● **DOCUMENT SECTION**

Eric Persson is the casino executive who turned televised poker into a marketing channel for his gambling empire. The Maverick Gaming CEO has logged over 200 hours of broadcast cash-game play across High Stakes Poker, Hustler Casino Live and No Gamble No Future, with a tracked seven-figure loss.

Eric Persson net worth profile featuring the Maverick Gaming CEO

His net worth is the subject of conflicting claims. Persson himself put the figure near $1 billion in 2022, but that conflates personal wealth with Maverick Gaming’s enterprise valuation. After the company filed for Chapter 11 in July 2025, estimates dropped to roughly $40 million to several hundred million.

What follows is built on court filings, tracked broadcast data and verified tournament records, not the celebrity net-worth sites that recycle the same unverified numbers.

Eric Persson Quick Facts

Eric Persson wearing Maverick Gaming gear at a high-stakes poker table

  • Full Name: Eric Persson
  • Born: March 21, 1975 (age 51)
  • Birthplace: Hoquiam, Washington
  • Nationality: American
  • Tribal Heritage: Shoalwater Bay Indian Tribe
  • Education: UNLV (BA, 1998); Georgetown University Law Center (JD, 2001)
  • Married: Ann Persson (m. 2007)
  • Children: 4
  • Net Worth (Estimate): $40M to several hundred million (not publicly confirmed)
  • Live Tournament Earnings: ~$3,677 (3 results, per Hendon Mob)
  • Primary Format: High-stakes cash games (televised)
  • Known For: Maverick Gaming CEO; televised high-stakes poker on HSP, HCL and NGNF
  • Company: Maverick Gaming (Chapter 11 since July 2025)

Eric Persson's Net Worth

Eric Persson’s net worth is not publicly confirmed. Estimates from poker media and biography sites range from roughly $40 million to several hundred million, with Persson himself claiming a figure near $1 billion as recently as 2022.

The gap between those numbers is not a rounding error. It reflects a basic confusion between personal wealth and the enterprise value of a leveraged casino business carrying hundreds of millions in debt.

Key distinction: “Career earnings” and “net worth” are different things. Earnings are gross payouts before taxes and expenses. Net worth factors in business equity, debts, legal costs and the ongoing Chapter 11 bankruptcy of Persson’s primary asset: Maverick Gaming.

Most published estimates trace back to celebrity biography aggregators with no disclosed methodology. These sites frequently cite round figures like “$100 million” or “$150 million” without distinguishing between Persson’s personal fortune and Maverick Gaming’s headline valuation.

What is Eric Persson’s net worth?

The honest answer is that nobody outside Persson’s inner circle knows the exact number. The low end of published estimates sits around $40 million to $50 million, sourced from poker and celebrity biography sites. The high end reflects Maverick Gaming’s peak enterprise valuation, not a verified personal fortune.

Persson is not the only casino owner whose table presence has fuelled net-worth speculation. For a look at another casino mogul’s poker fortune, Tony G’s self-reported $300 million figure shows how common these inflated claims are in the industry.

Is Eric Persson really worth $1 billion?

In a 2022 interview, Persson stated his net worth was “nearing $1 billion.” That figure almost certainly reflects the combined enterprise valuation of Maverick Gaming at its peak, when the company operated casinos across three states.

Personal net worth and enterprise value are not the same thing. Maverick carried roughly $306 million in secured debt, meaning Persson’s equity stake was a fraction of the headline number even before the bankruptcy filing.

● **EXERCISES**
**a)** Translate this sentence from the Eric Persson profile into Spanish: "Personal net worth and enterprise value are not the same thing."
**b)** Rewrite the stretch of the Eric Persson profile from "The honest answer" through "in the industry.", putting "guesswork" in place of "speculation".

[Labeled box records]
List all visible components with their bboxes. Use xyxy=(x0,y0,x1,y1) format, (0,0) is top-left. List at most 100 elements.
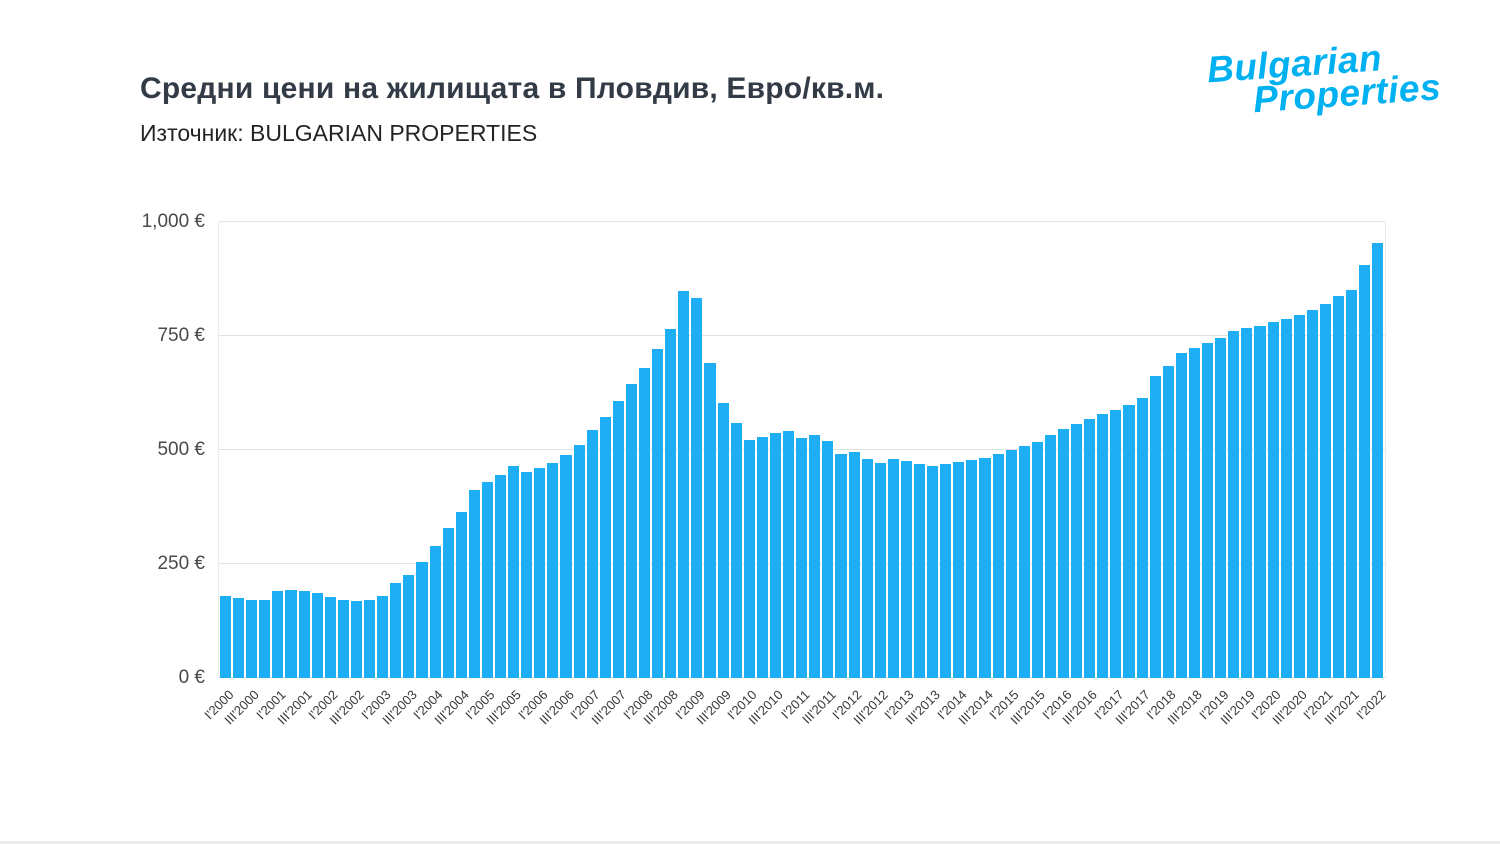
bar xyxy=(1346,289,1358,678)
bar-slot xyxy=(1123,222,1135,678)
bar-slot: III'2010 xyxy=(746,222,786,727)
bar xyxy=(547,462,559,678)
bar-slot xyxy=(1149,222,1161,678)
bar xyxy=(285,590,297,678)
bar-slot: I'2021 xyxy=(1301,222,1336,722)
bar xyxy=(756,437,768,678)
bar-slot: III'2001 xyxy=(274,222,315,727)
bar xyxy=(481,481,493,678)
bar xyxy=(979,457,991,678)
bar xyxy=(704,362,716,678)
bar-slot xyxy=(678,222,690,678)
bar-slot xyxy=(966,222,978,678)
bar-slot xyxy=(285,222,297,678)
bar-slot xyxy=(783,222,795,678)
bar-slot xyxy=(599,222,611,678)
bar-slot: I'2013 xyxy=(882,222,917,722)
bar-slot: I'2002 xyxy=(306,222,341,722)
bar xyxy=(364,599,376,678)
bar xyxy=(900,461,912,678)
bar-slot: III'2020 xyxy=(1269,222,1310,727)
bar-slot xyxy=(704,222,716,678)
bar-slot: III'2004 xyxy=(431,222,472,727)
bar xyxy=(1031,441,1043,678)
bar-slot xyxy=(1044,222,1056,678)
gridline xyxy=(219,221,1385,222)
bar-slot: I'2017 xyxy=(1091,222,1127,722)
bar-slot: I'2001 xyxy=(253,222,289,722)
bar xyxy=(573,444,585,678)
bar xyxy=(220,595,232,678)
bar xyxy=(1372,242,1384,678)
bar-slot xyxy=(311,222,323,678)
bar xyxy=(1123,405,1135,678)
bar xyxy=(1319,304,1331,678)
bar-slot xyxy=(1202,222,1214,678)
bar-slot xyxy=(259,222,271,678)
bar-slot: III'2014 xyxy=(955,222,996,727)
bar-slot xyxy=(625,222,637,678)
bar-slot: I'2016 xyxy=(1039,222,1074,722)
bar-slot: I'2008 xyxy=(620,222,655,722)
bar-slot: III'2007 xyxy=(588,222,629,727)
bulgarian-properties-logo: Bulgarian Properties xyxy=(1206,37,1450,120)
bar xyxy=(612,400,624,678)
bar xyxy=(809,435,821,678)
bar-slot xyxy=(730,222,742,678)
bar-slot: III'2006 xyxy=(536,222,577,727)
bar xyxy=(940,463,952,678)
gridline xyxy=(219,335,1385,336)
bar xyxy=(966,460,978,678)
bar xyxy=(1018,446,1030,678)
bar-slot xyxy=(442,222,454,678)
bar-slot: I'2009 xyxy=(672,222,708,722)
bar xyxy=(311,593,323,678)
bar xyxy=(521,472,533,678)
bar-slot xyxy=(1175,222,1187,678)
bar-slot xyxy=(416,222,428,678)
bar xyxy=(717,402,729,678)
bar xyxy=(337,599,349,678)
bar xyxy=(560,454,572,678)
bar xyxy=(730,423,742,678)
bar-slot: III'2000 xyxy=(222,222,262,727)
bar xyxy=(848,452,860,678)
bar xyxy=(927,465,939,678)
bar xyxy=(1306,310,1318,678)
y-axis-tick-label: 1,000 € xyxy=(141,211,205,232)
bar-slot xyxy=(861,222,873,678)
bar xyxy=(796,437,808,678)
bar-slot: I'2003 xyxy=(358,222,393,722)
bar xyxy=(953,462,965,678)
bar-slot: I'2020 xyxy=(1248,222,1284,722)
bar xyxy=(1332,295,1345,678)
bar-slot xyxy=(547,222,559,678)
bar-slot: I'2014 xyxy=(934,222,969,722)
bar-slot: III'2021 xyxy=(1322,222,1362,727)
bar xyxy=(691,298,703,678)
bar-slot: I'2000 xyxy=(201,222,236,722)
bar xyxy=(743,440,755,678)
bar-slot: I'2011 xyxy=(778,222,812,722)
bar xyxy=(442,527,454,678)
bar-slot: I'2018 xyxy=(1144,222,1179,722)
bar xyxy=(1241,327,1253,678)
bar-slot: III'2009 xyxy=(693,222,734,727)
bar-slot: III'2018 xyxy=(1165,222,1205,727)
y-axis-tick-label: 750 € xyxy=(157,325,205,346)
bar-slot xyxy=(1332,222,1345,678)
bar xyxy=(1202,343,1214,678)
bar xyxy=(390,583,402,678)
bar-slot xyxy=(521,222,533,678)
bar xyxy=(468,489,480,678)
bar xyxy=(403,574,415,678)
bar-slot xyxy=(992,222,1004,678)
bar xyxy=(625,384,637,678)
bar-slot xyxy=(887,222,899,678)
bar xyxy=(350,600,363,678)
bar xyxy=(1097,414,1109,678)
bar xyxy=(1162,366,1174,678)
bar xyxy=(1005,450,1017,678)
bar xyxy=(416,562,428,678)
bar-slot: I'2019 xyxy=(1196,222,1231,722)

● **ANSWER LIST**
**a)** El patrimonio neto personal y el valor empresarial no son lo mismo.

**b)**
The honest answer is that nobody outside Persson’s inner circle knows the exact number. The low end of published estimates sits around $40 million to $50 million, sourced from poker and celebrity biography sites. The high end reflects Maverick Gaming’s peak enterprise valuation, not a verified personal fortune.

Persson is not the only casino owner whose table presence has fuelled net-worth guesswork. For a look at another casino mogul’s poker fortune, Tony G’s self-reported $300 million figure shows how common these inflated claims are in the industry.